-- Start of Record set --

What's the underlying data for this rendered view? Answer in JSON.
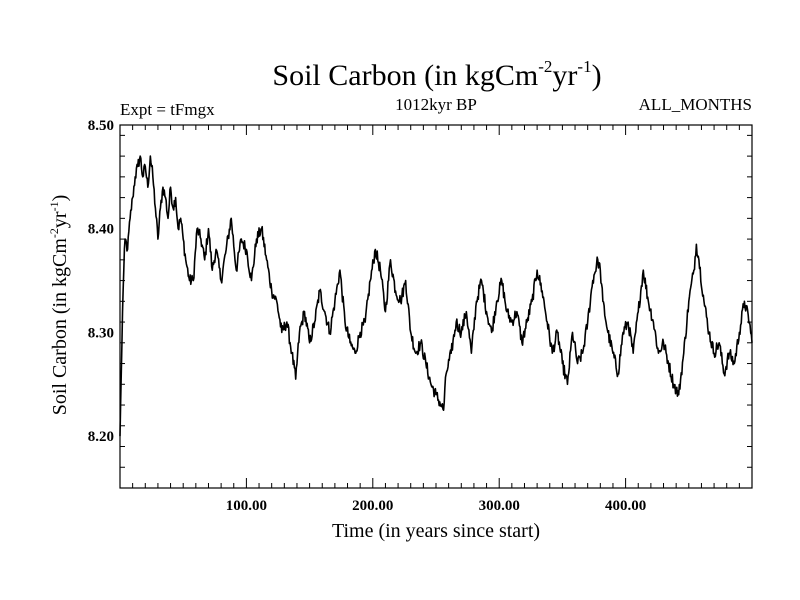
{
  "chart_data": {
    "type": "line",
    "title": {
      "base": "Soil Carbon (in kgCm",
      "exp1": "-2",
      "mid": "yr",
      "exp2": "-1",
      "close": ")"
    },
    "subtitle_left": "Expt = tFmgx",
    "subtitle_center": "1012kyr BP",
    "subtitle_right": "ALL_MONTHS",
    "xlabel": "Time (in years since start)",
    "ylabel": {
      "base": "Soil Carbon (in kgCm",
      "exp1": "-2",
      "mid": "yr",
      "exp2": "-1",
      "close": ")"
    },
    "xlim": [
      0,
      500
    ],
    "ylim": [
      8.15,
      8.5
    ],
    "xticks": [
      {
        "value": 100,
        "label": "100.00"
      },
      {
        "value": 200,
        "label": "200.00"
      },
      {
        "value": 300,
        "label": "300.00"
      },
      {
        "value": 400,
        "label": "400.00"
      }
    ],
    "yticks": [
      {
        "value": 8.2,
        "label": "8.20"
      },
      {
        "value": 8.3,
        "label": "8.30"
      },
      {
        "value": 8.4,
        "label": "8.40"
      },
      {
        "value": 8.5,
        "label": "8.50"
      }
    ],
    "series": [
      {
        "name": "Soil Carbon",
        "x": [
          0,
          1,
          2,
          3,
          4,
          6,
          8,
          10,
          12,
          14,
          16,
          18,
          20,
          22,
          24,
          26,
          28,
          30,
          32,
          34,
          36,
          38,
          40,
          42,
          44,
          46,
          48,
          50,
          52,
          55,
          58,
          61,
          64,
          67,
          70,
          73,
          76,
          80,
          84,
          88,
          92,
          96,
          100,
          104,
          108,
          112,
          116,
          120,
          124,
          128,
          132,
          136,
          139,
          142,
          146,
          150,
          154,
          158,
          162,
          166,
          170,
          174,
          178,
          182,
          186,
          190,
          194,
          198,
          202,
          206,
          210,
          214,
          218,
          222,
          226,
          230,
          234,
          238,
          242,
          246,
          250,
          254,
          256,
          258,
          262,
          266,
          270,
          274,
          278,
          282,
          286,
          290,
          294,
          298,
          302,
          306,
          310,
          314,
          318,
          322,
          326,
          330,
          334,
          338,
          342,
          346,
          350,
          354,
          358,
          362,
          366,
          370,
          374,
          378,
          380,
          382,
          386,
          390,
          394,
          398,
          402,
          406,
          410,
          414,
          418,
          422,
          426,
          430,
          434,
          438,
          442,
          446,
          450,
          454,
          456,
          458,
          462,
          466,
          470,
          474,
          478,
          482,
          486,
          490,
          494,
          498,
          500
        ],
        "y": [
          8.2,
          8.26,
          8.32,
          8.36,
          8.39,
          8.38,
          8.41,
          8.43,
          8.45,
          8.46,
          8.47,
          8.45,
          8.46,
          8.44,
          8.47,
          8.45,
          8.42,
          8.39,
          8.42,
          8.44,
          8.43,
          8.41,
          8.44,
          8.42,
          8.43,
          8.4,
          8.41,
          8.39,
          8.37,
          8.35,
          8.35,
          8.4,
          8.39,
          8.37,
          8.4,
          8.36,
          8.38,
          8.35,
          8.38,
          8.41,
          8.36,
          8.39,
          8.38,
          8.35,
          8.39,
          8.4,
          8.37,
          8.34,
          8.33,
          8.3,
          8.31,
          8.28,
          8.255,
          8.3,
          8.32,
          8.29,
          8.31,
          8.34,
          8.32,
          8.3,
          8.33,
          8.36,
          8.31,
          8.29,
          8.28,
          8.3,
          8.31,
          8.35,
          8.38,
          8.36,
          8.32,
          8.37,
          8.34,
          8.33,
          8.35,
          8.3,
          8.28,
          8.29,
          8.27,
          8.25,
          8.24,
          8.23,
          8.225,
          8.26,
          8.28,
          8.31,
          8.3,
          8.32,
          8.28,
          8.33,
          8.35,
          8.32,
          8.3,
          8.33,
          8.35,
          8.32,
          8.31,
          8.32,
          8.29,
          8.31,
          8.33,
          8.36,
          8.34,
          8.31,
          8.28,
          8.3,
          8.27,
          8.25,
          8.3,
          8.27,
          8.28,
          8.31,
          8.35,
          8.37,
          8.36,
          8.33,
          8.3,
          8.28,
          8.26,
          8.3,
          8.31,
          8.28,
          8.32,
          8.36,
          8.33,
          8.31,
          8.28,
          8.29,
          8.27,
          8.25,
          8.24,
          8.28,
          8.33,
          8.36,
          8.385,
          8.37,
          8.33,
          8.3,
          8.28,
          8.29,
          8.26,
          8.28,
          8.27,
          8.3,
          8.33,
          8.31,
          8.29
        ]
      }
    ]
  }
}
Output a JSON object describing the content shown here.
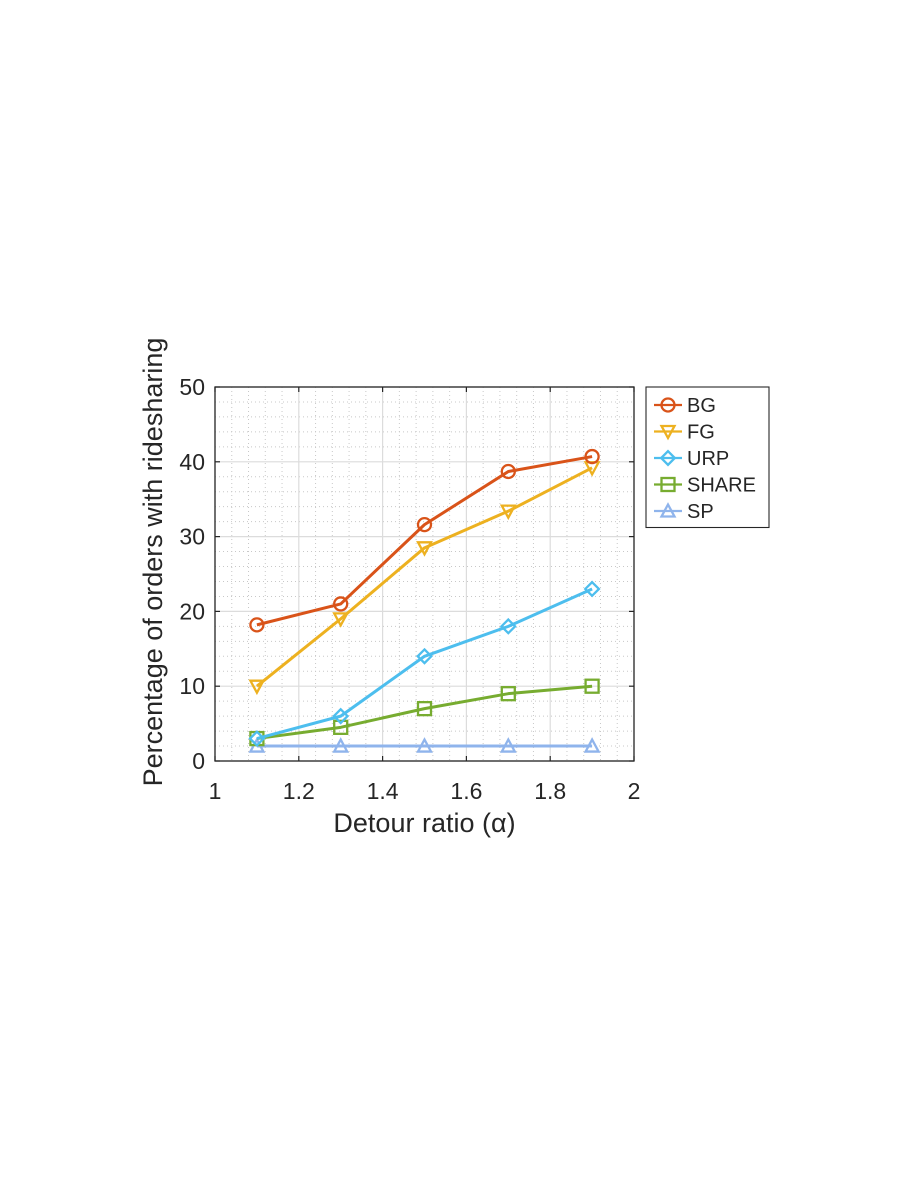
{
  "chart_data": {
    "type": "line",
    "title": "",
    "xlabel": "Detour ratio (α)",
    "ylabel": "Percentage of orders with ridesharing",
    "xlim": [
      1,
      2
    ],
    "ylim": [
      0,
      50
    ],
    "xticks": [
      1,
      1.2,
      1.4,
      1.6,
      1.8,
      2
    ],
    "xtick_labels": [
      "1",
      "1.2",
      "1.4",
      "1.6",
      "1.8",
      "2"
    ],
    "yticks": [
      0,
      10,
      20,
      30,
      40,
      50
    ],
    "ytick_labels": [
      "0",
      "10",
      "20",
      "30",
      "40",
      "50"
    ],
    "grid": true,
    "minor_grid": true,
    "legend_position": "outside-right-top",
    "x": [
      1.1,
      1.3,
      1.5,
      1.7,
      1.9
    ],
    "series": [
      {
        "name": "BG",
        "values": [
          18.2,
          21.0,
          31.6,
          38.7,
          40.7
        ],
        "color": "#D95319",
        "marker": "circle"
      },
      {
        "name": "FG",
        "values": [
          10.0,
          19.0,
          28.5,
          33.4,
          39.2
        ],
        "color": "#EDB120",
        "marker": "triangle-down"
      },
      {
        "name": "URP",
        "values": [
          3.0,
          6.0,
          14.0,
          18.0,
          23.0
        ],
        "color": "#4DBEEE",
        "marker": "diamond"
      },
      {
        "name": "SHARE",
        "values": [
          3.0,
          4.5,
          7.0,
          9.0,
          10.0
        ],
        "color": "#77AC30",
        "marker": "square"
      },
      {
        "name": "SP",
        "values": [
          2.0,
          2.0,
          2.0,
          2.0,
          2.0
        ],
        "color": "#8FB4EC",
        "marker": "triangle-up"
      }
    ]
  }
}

-- End of Record set --

*The task:* Go through the listing above and work out how many lines contain the string "xlabel". Reply with the number alone.

*Result of this exercise:* 2